**WHAT IS NEEDED**
Copy each line containing the word "Организации" from the records that follow, please.

[Recorded data]

────────────────

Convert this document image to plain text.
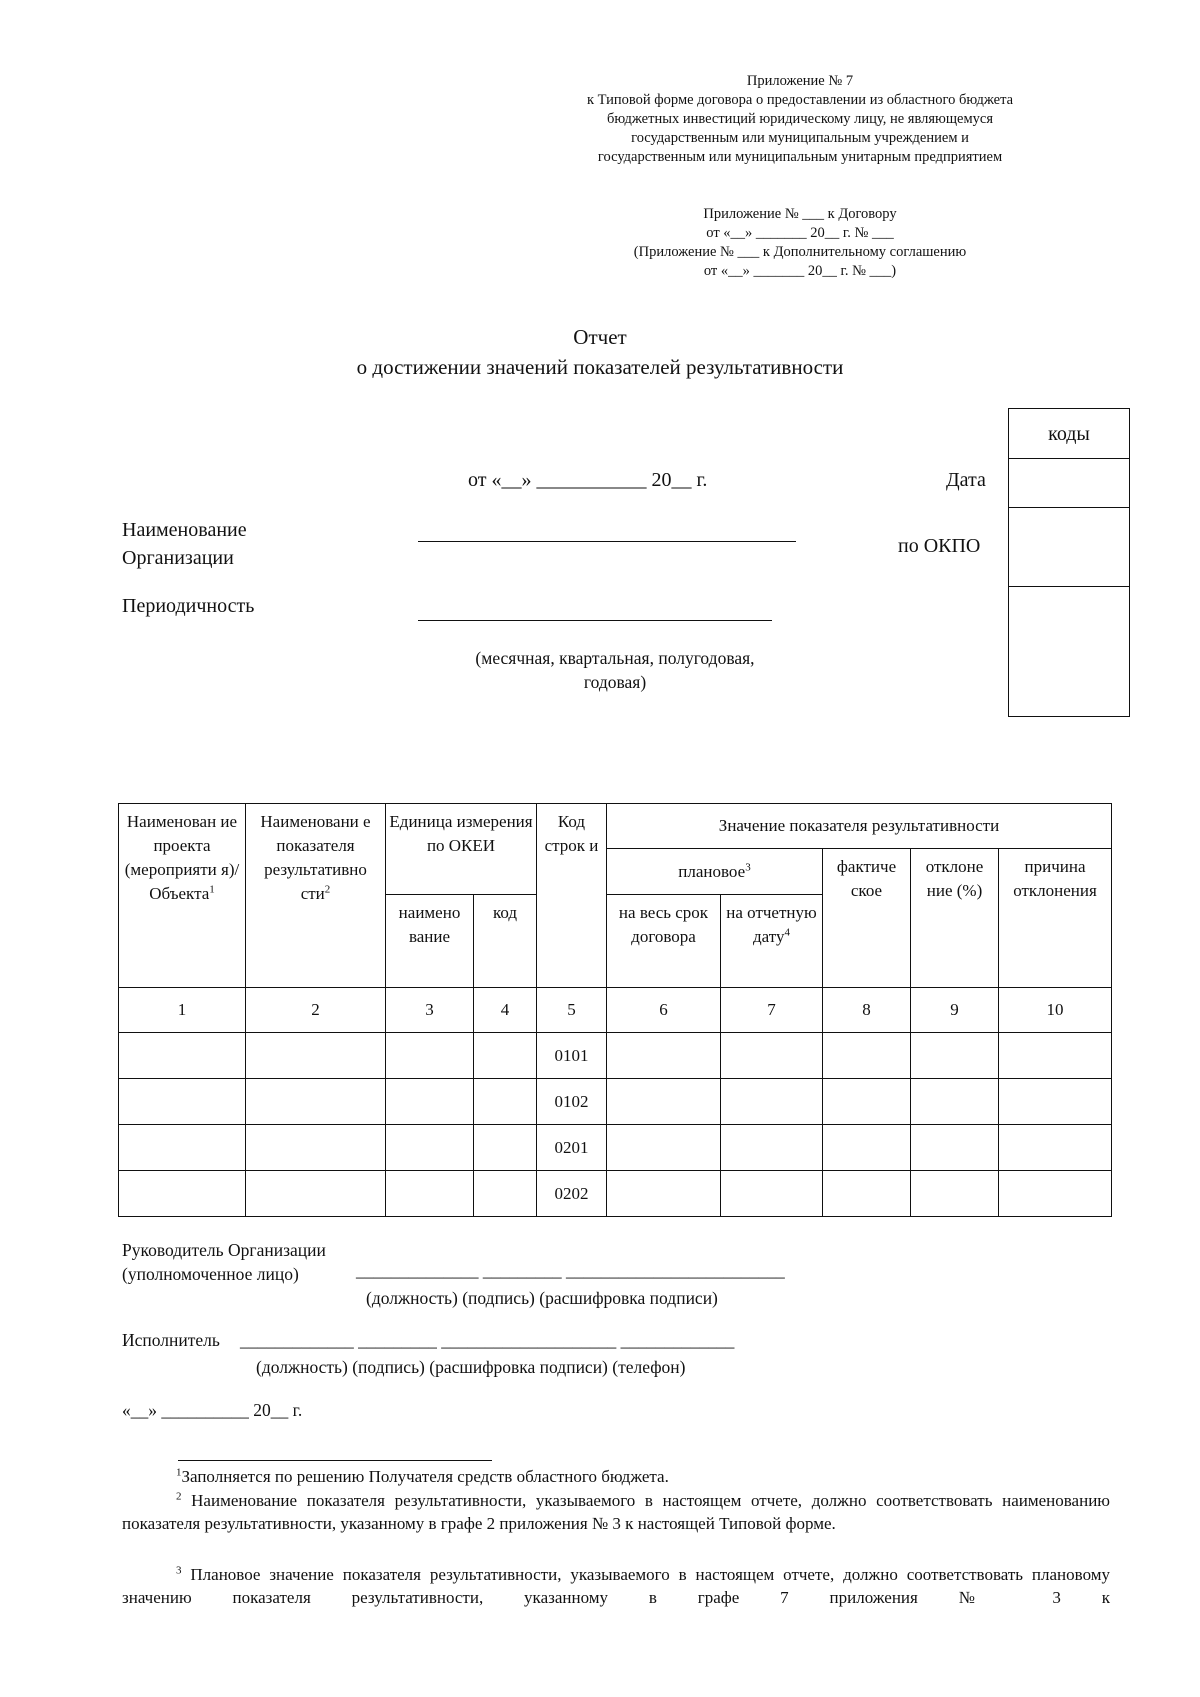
Приложение № 7
к Типовой форме договора о предоставлении из областного бюджета
бюджетных инвестиций юридическому лицу, не являющемуся
государственным или муниципальным учреждением и
государственным или муниципальным унитарным предприятием
Приложение № ___ к Договору
от «__» _______ 20__ г. № ___
(Приложение № ___ к Дополнительному соглашению
от «__» _______ 20__ г. № ___)
Отчет
о достижении значений показателей результативности
от «__» ___________ 20__ г.
Наименование
Организации
Периодичность
(месячная, квартальная, полугодовая,
годовая)
Дата
по ОКПО
коды
Наименован ие проекта (мероприяти я)/Объекта$^1$	Наименовани е показателя результативно сти$^2$	Единица измерения по ОКЕИ		Код строк и	Значение показателя результативности				
					плановое$^3$		фактиче ское	отклоне ние (%)	причина отклонения
		наимено вание	код		на весь срок договора	на отчетную дату$^4$
1	2	3	4	5	6	7	8	9	10
				0101					
				0102					
				0201					
				0202					
Руководитель Организации
(уполномоченное лицо)	______________ _________ _________________________
(должность) (подпись) (расшифровка подписи)
Исполнитель _____________ _________ ____________________ _____________
(должность) (подпись) (расшифровка подписи) (телефон)
«__» __________ 20__ г.
$^1$Заполняется по решению Получателя средств областного бюджета.
$^2$ Наименование показателя результативности, указываемого в настоящем отчете, должно соответствовать наименованию показателя результативности, указанному в графе 2 приложения № 3 к настоящей Типовой форме.
$^3$ Плановое значение показателя результативности, указываемого в настоящем отчете, должно соответствовать плановому значению показателя результативности, указанному в графе 7 приложения № 3 к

────────────────

**WRITTEN SOLUTION**
Организации
Руководитель Организации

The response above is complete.